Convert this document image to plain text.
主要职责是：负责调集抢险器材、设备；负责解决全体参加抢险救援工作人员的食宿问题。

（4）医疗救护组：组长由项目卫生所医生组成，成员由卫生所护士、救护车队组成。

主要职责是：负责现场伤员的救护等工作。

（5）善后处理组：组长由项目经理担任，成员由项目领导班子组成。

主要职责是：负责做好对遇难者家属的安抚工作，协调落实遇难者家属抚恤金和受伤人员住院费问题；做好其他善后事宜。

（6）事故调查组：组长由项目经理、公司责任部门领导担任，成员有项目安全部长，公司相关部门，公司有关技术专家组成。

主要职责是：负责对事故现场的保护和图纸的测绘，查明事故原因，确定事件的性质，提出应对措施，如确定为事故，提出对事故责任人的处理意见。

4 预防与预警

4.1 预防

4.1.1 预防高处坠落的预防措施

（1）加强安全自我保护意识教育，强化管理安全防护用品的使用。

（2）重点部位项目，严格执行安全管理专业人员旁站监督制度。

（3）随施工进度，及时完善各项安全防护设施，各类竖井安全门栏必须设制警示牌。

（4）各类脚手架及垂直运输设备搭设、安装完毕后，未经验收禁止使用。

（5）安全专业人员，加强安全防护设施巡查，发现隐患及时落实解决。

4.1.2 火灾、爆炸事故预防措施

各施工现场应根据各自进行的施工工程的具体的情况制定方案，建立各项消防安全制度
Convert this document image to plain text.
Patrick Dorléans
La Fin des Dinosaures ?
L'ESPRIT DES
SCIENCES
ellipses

+ + + + + + +

> **Description of the task**:
Print every entry exactly as written.

> **Answer to this task**:
Convert this document image to plain text.
主要职责是：负责调集抢险器材、设备；负责解决全体参加抢险救援工作人员的食宿问题。

（4）医疗救护组：组长由项目卫生所医生组成，成员由卫生所护士、救护车队组成。

主要职责是：负责现场伤员的救护等工作。

（5）善后处理组：组长由项目经理担任，成员由项目领导班子组成。

主要职责是：负责做好对遇难者家属的安抚工作，协调落实遇难者家属抚恤金和受伤人员住院费问题；做好其他善后事宜。

（6）事故调查组：组长由项目经理、公司责任部门领导担任，成员有项目安全部长，公司相关部门，公司有关技术专家组成。

主要职责是：负责对事故现场的保护和图纸的测绘，查明事故原因，确定事件的性质，提出应对措施，如确定为事故，提出对事故责任人的处理意见。

4 预防与预警

4.1 预防

4.1.1 预防高处坠落的预防措施

（1）加强安全自我保护意识教育，强化管理安全防护用品的使用。

（2）重点部位项目，严格执行安全管理专业人员旁站监督制度。

（3）随施工进度，及时完善各项安全防护设施，各类竖井安全门栏必须设制警示牌。

（4）各类脚手架及垂直运输设备搭设、安装完毕后，未经验收禁止使用。

（5）安全专业人员，加强安全防护设施巡查，发现隐患及时落实解决。

4.1.2 火灾、爆炸事故预防措施

各施工现场应根据各自进行的施工工程的具体的情况制定方案，建立各项消防安全制度
Convert this document image to plain text.
Patrick Dorléans
La Fin des Dinosaures ?
L'ESPRIT DES
SCIENCES
ellipses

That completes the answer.